◆ REQUIRED WORK:
Can the data below be set down again exactly, line for line?

◆ LISTED RECORDS:
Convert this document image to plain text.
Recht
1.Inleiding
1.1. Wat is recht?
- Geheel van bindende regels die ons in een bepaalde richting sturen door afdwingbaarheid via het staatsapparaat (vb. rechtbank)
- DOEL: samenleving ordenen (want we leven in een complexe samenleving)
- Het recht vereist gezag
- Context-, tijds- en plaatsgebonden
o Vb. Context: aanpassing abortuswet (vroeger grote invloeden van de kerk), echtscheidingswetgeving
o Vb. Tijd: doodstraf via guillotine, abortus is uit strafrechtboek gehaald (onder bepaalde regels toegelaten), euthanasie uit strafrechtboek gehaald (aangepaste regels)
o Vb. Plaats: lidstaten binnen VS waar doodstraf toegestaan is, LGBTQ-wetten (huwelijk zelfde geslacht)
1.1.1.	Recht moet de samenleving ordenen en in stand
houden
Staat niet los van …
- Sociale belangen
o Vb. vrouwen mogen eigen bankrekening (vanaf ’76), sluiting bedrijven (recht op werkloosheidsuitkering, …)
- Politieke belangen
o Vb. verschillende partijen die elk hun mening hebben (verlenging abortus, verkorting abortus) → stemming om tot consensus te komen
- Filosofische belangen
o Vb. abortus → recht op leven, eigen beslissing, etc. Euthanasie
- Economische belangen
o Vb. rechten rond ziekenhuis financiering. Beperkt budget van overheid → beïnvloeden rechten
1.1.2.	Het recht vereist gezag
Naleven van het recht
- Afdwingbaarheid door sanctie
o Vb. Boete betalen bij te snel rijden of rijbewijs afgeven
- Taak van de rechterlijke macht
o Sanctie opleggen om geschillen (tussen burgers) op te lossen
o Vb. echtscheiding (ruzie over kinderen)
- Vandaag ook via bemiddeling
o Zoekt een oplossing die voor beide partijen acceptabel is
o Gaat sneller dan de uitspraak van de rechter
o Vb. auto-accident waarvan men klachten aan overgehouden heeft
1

◆ WRITTEN REPLY:
Convert this document image to plain text.
Recht
1.Inleiding
1.1. Wat is recht?
- Geheel van bindende regels die ons in een bepaalde richting sturen door afdwingbaarheid via het staatsapparaat (vb. rechtbank)
- DOEL: samenleving ordenen (want we leven in een complexe samenleving)
- Het recht vereist gezag
- Context-, tijds- en plaatsgebonden
o Vb. Context: aanpassing abortuswet (vroeger grote invloeden van de kerk), echtscheidingswetgeving
o Vb. Tijd: doodstraf via guillotine, abortus is uit strafrechtboek gehaald (onder bepaalde regels toegelaten), euthanasie uit strafrechtboek gehaald (aangepaste regels)
o Vb. Plaats: lidstaten binnen VS waar doodstraf toegestaan is, LGBTQ-wetten (huwelijk zelfde geslacht)
1.1.1.	Recht moet de samenleving ordenen en in stand
houden
Staat niet los van …
- Sociale belangen
o Vb. vrouwen mogen eigen bankrekening (vanaf ’76), sluiting bedrijven (recht op werkloosheidsuitkering, …)
- Politieke belangen
o Vb. verschillende partijen die elk hun mening hebben (verlenging abortus, verkorting abortus) → stemming om tot consensus te komen
- Filosofische belangen
o Vb. abortus → recht op leven, eigen beslissing, etc. Euthanasie
- Economische belangen
o Vb. rechten rond ziekenhuis financiering. Beperkt budget van overheid → beïnvloeden rechten
1.1.2.	Het recht vereist gezag
Naleven van het recht
- Afdwingbaarheid door sanctie
o Vb. Boete betalen bij te snel rijden of rijbewijs afgeven
- Taak van de rechterlijke macht
o Sanctie opleggen om geschillen (tussen burgers) op te lossen
o Vb. echtscheiding (ruzie over kinderen)
- Vandaag ook via bemiddeling
o Zoekt een oplossing die voor beide partijen acceptabel is
o Gaat sneller dan de uitspraak van de rechter
o Vb. auto-accident waarvan men klachten aan overgehouden heeft
1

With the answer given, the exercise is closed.